Segment Start: SOURCE DATA

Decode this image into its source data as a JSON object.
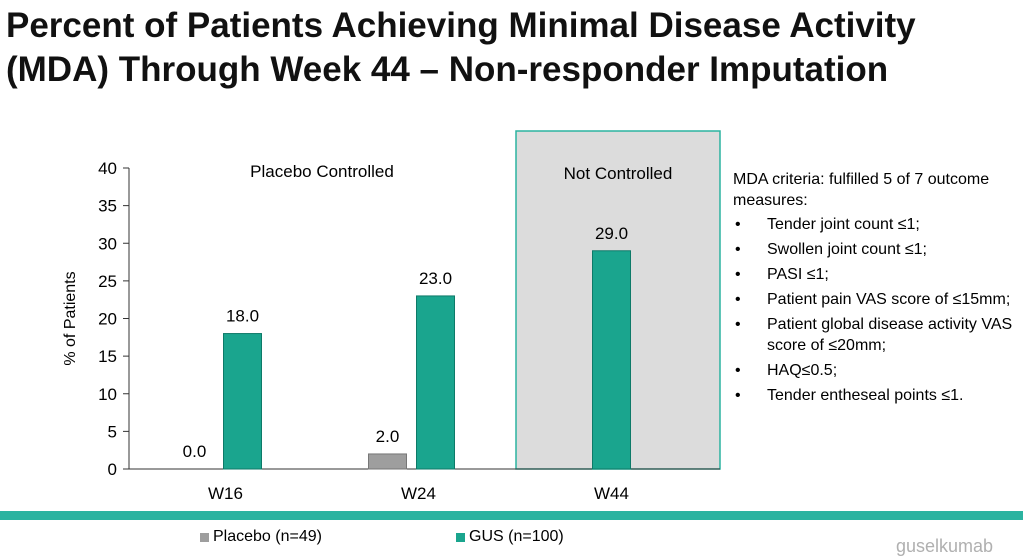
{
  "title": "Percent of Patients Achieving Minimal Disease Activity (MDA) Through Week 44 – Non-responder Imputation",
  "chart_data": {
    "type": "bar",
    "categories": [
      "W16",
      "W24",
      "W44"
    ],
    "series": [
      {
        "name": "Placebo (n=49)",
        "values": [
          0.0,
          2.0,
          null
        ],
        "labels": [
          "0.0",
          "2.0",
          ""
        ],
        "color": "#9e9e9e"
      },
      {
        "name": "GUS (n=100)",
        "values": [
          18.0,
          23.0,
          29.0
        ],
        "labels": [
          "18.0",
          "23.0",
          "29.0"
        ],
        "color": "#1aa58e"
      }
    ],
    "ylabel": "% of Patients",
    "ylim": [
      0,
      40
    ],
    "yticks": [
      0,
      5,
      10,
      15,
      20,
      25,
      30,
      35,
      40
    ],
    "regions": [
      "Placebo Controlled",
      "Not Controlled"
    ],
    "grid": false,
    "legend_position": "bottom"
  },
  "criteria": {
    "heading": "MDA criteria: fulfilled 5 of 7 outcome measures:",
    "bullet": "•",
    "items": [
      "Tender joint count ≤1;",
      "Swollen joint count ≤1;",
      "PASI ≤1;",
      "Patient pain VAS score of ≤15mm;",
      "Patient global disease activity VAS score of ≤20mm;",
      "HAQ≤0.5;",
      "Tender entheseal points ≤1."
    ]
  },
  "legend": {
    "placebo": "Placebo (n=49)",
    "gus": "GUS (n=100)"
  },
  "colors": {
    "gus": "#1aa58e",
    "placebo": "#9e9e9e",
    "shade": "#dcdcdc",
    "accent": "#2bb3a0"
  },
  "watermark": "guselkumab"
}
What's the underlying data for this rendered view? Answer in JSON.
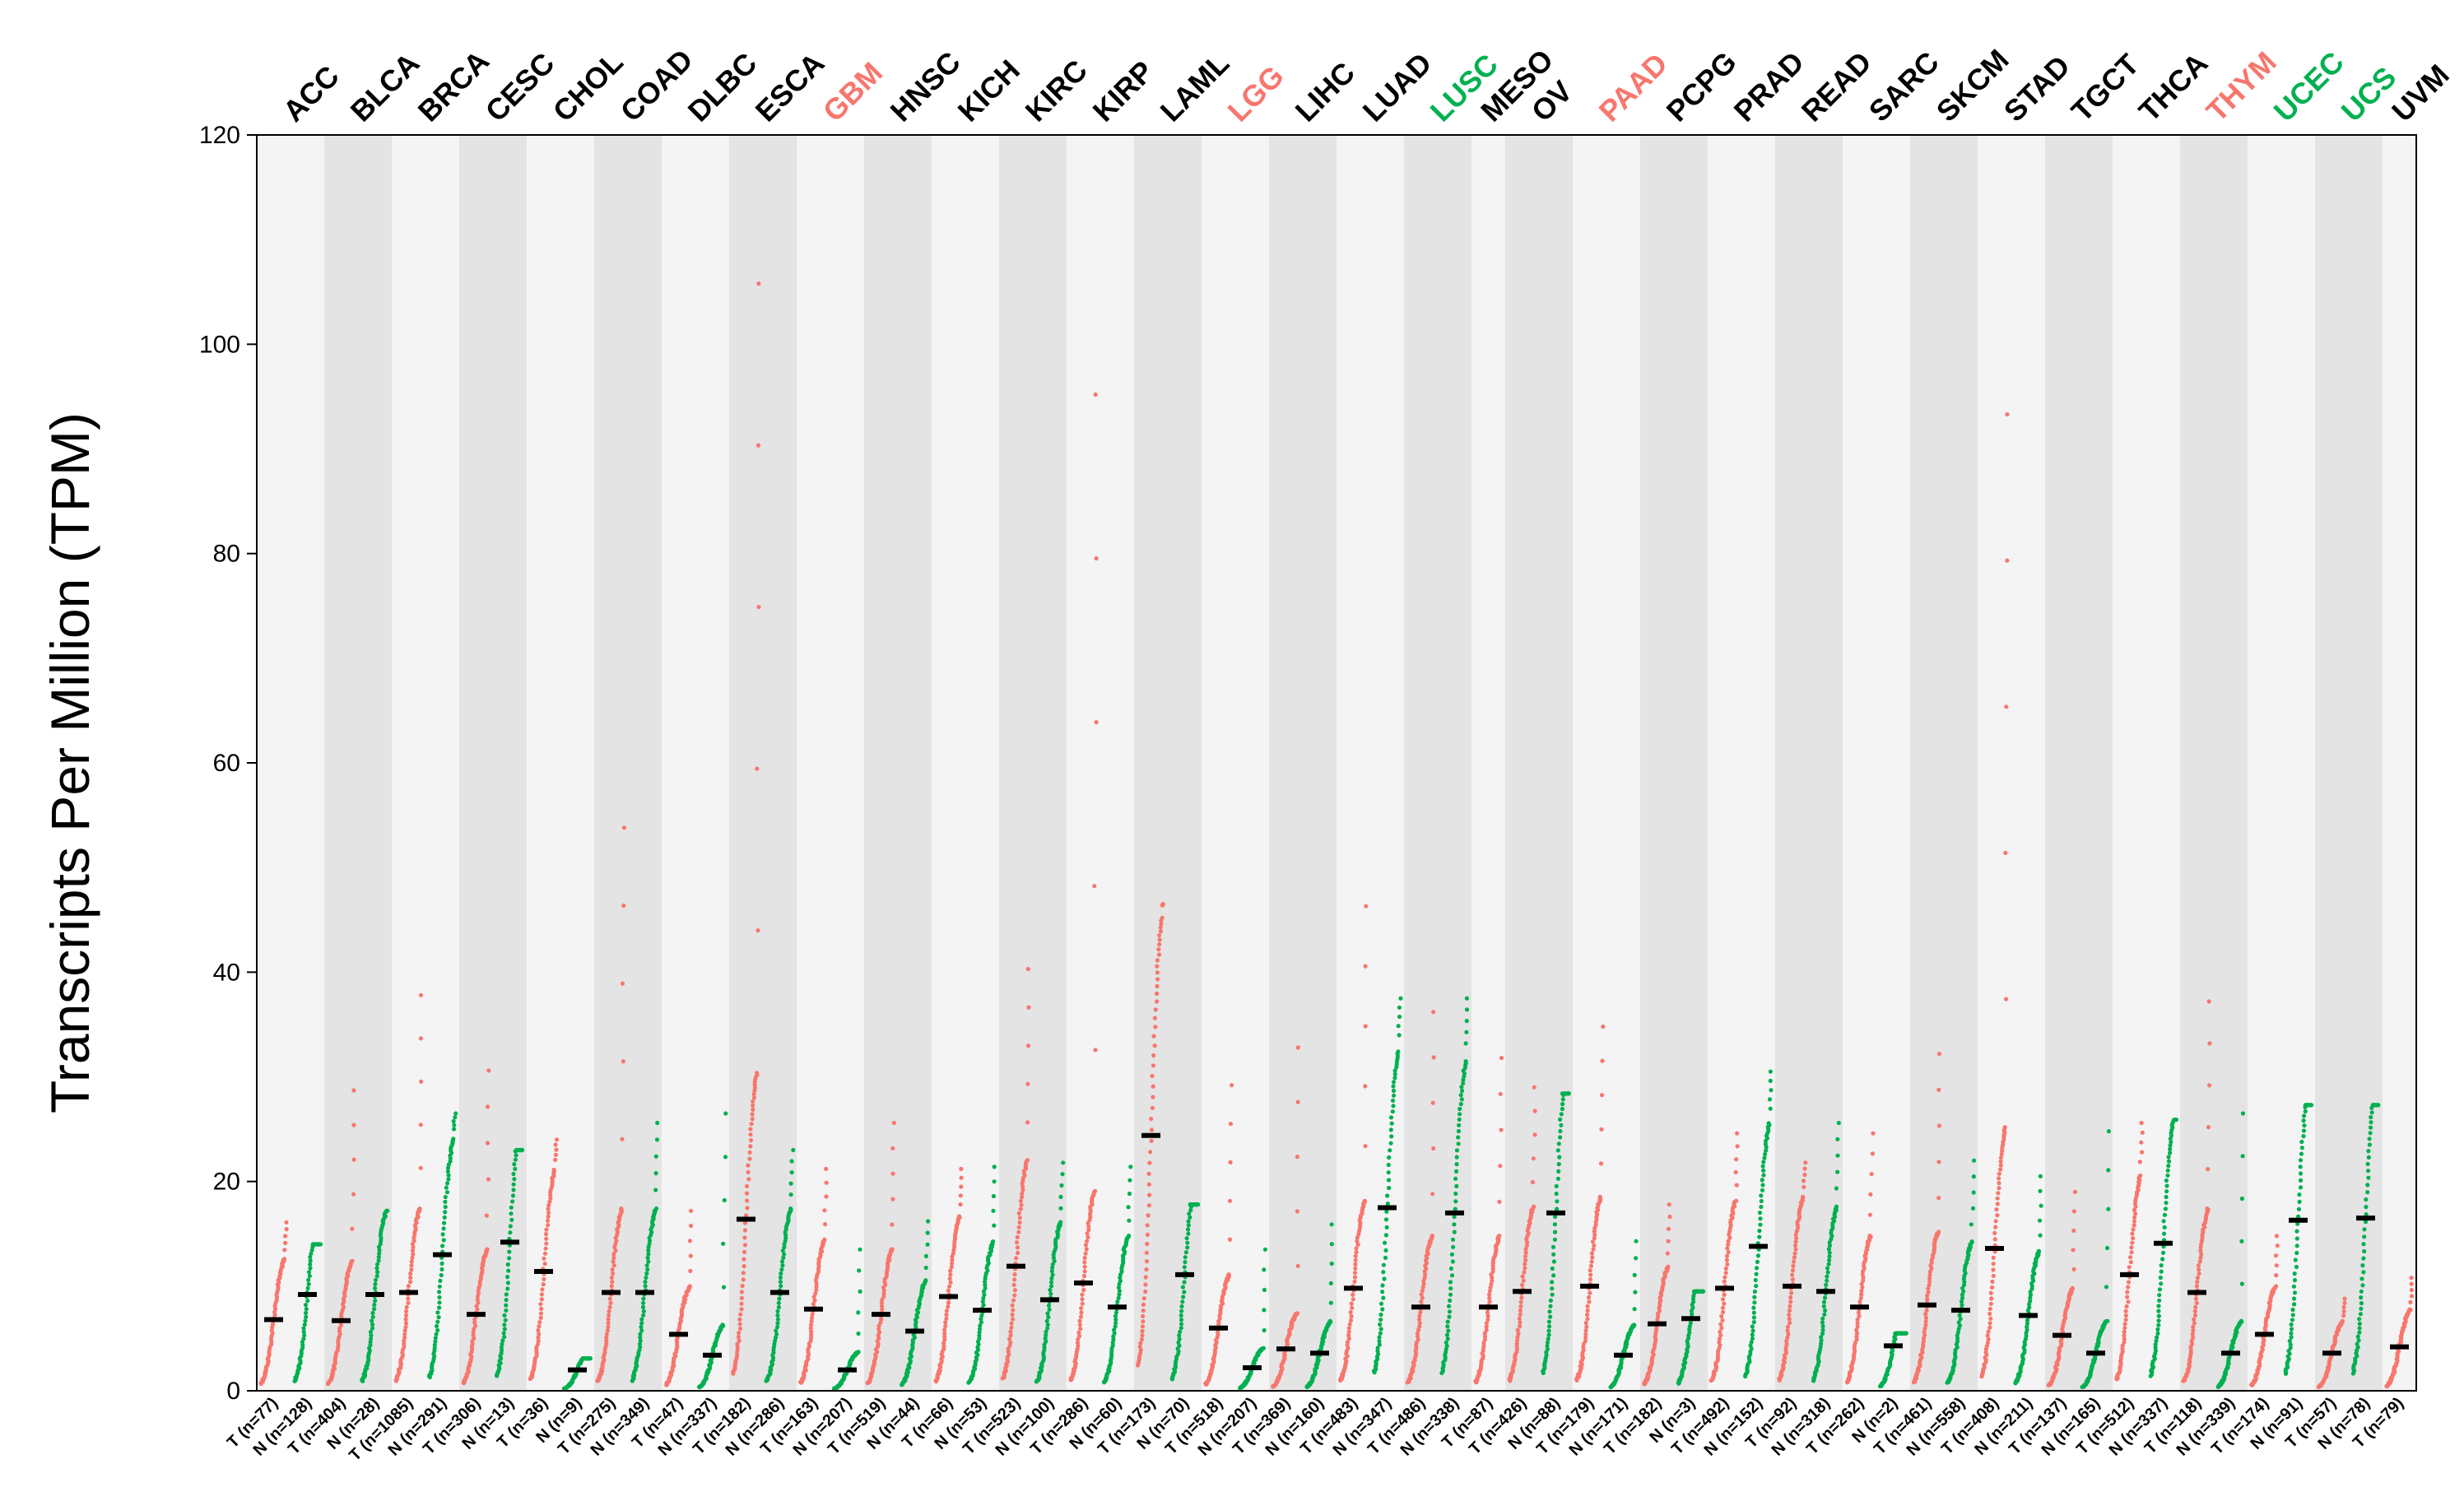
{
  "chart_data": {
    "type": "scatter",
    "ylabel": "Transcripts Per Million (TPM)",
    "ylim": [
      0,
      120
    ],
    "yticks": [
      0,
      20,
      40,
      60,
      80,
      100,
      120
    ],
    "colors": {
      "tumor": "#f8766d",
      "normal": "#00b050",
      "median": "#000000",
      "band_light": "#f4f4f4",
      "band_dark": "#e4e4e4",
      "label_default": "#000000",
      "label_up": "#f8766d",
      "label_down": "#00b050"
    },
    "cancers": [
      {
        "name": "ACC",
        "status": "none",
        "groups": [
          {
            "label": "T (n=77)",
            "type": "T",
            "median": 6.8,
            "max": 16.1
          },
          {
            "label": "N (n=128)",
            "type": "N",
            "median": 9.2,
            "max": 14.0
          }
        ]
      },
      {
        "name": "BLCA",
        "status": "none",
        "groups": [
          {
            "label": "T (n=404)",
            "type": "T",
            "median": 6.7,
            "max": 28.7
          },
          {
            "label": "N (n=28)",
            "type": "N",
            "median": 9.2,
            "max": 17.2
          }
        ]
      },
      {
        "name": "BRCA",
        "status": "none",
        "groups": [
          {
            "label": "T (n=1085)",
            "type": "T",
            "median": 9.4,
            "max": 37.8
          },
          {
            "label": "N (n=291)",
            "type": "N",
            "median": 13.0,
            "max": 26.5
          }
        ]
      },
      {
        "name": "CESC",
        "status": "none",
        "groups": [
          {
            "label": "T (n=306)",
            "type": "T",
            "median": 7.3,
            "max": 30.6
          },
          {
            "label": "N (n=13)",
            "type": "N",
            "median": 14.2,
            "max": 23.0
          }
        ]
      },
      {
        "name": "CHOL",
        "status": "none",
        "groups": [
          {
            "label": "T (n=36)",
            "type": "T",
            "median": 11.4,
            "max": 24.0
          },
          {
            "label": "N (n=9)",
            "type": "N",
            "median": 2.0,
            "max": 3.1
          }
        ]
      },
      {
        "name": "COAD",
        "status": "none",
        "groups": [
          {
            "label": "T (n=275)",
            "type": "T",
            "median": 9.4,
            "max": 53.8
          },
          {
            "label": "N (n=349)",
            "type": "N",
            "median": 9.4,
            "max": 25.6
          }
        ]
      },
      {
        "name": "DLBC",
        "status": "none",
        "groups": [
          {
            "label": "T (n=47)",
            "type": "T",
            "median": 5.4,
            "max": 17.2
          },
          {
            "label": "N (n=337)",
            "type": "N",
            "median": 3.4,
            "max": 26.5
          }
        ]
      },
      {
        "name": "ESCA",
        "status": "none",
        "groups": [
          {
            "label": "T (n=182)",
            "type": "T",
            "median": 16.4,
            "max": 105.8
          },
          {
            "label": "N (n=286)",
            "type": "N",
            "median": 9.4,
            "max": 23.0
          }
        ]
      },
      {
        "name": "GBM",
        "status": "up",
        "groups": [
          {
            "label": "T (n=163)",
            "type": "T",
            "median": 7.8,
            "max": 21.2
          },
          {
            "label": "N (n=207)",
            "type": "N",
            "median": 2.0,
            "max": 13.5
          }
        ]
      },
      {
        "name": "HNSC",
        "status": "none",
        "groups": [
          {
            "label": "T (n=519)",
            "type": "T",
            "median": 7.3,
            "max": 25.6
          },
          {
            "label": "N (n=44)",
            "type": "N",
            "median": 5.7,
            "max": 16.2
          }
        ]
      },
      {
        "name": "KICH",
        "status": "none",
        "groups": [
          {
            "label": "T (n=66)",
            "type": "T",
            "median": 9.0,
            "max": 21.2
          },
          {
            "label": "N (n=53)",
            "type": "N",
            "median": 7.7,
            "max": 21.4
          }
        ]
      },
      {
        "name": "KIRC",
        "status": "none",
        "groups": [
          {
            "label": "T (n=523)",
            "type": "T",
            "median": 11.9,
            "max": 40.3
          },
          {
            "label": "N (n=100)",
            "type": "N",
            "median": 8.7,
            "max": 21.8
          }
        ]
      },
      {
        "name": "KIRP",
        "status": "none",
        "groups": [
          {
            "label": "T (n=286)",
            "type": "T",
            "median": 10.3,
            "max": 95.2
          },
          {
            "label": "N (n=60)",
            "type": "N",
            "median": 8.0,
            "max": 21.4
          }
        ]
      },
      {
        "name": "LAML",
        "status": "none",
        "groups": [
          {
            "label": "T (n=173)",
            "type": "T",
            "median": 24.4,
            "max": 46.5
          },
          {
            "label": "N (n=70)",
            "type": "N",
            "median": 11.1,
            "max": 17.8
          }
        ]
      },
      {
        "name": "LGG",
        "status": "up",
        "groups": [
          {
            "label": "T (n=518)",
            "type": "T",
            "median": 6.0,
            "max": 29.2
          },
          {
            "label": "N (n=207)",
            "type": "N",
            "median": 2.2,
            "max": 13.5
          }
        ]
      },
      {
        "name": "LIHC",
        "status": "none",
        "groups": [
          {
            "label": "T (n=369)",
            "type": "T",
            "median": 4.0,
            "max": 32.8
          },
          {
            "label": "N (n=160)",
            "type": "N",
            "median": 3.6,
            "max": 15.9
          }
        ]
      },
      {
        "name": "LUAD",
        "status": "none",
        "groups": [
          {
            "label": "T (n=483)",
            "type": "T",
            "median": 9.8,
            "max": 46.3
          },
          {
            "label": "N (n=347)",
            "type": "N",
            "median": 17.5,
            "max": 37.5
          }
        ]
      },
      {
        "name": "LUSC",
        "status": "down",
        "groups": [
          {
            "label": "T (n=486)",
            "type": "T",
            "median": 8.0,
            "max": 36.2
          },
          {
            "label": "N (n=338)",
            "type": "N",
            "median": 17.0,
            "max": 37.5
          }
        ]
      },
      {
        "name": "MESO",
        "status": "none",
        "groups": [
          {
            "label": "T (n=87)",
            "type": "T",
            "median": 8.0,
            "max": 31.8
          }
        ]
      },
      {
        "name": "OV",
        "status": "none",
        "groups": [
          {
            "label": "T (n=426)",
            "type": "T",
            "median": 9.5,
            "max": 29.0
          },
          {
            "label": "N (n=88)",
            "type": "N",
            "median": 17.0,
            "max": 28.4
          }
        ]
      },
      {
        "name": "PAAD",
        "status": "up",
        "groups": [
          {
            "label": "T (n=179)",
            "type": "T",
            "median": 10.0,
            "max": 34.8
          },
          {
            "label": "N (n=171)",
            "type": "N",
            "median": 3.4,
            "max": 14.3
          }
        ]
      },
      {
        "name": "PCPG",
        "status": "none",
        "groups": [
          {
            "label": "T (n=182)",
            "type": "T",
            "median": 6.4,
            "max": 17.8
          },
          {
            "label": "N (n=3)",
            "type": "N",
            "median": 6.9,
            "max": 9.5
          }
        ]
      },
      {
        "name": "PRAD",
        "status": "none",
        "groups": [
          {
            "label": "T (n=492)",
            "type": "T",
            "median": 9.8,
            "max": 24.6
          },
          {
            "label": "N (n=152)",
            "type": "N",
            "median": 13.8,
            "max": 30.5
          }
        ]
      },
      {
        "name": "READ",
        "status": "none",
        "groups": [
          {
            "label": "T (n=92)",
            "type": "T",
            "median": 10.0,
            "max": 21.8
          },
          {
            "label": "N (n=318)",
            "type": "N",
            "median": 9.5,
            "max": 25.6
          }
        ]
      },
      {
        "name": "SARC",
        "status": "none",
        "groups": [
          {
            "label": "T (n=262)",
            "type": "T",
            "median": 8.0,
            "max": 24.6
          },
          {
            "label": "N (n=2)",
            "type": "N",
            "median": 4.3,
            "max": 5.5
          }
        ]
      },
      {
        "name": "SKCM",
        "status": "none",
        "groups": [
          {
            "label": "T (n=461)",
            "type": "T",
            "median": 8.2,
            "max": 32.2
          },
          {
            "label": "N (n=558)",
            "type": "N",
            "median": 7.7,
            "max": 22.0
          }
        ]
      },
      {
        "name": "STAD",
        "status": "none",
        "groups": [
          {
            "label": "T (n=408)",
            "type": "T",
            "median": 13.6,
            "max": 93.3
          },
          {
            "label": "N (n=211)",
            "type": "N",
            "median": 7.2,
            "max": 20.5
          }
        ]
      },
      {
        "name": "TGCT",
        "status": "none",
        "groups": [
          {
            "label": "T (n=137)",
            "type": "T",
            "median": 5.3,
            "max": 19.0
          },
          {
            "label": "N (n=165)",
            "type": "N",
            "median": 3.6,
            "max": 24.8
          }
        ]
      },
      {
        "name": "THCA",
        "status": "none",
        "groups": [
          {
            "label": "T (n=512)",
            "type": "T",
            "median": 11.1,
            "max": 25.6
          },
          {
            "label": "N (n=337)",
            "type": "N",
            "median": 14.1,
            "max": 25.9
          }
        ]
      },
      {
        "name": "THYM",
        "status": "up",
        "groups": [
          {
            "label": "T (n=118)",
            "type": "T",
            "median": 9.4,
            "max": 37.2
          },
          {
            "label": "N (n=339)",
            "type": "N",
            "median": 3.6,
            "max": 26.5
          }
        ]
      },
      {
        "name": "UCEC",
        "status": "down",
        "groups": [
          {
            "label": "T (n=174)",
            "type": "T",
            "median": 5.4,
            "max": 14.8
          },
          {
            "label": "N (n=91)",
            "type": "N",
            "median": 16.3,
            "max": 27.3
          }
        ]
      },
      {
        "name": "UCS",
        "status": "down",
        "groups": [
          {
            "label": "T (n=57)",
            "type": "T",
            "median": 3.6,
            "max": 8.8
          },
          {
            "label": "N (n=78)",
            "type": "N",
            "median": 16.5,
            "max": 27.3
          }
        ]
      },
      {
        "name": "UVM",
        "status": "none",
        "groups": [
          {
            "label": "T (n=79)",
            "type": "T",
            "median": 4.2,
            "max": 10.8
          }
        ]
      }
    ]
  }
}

Segment End: SOURCE DATA

(EXERCISE REQUIREMENTS): Taking the material above one line at a time, count the lines that include "joint" as a word or string, and give only that number.

(RESPONSE): 2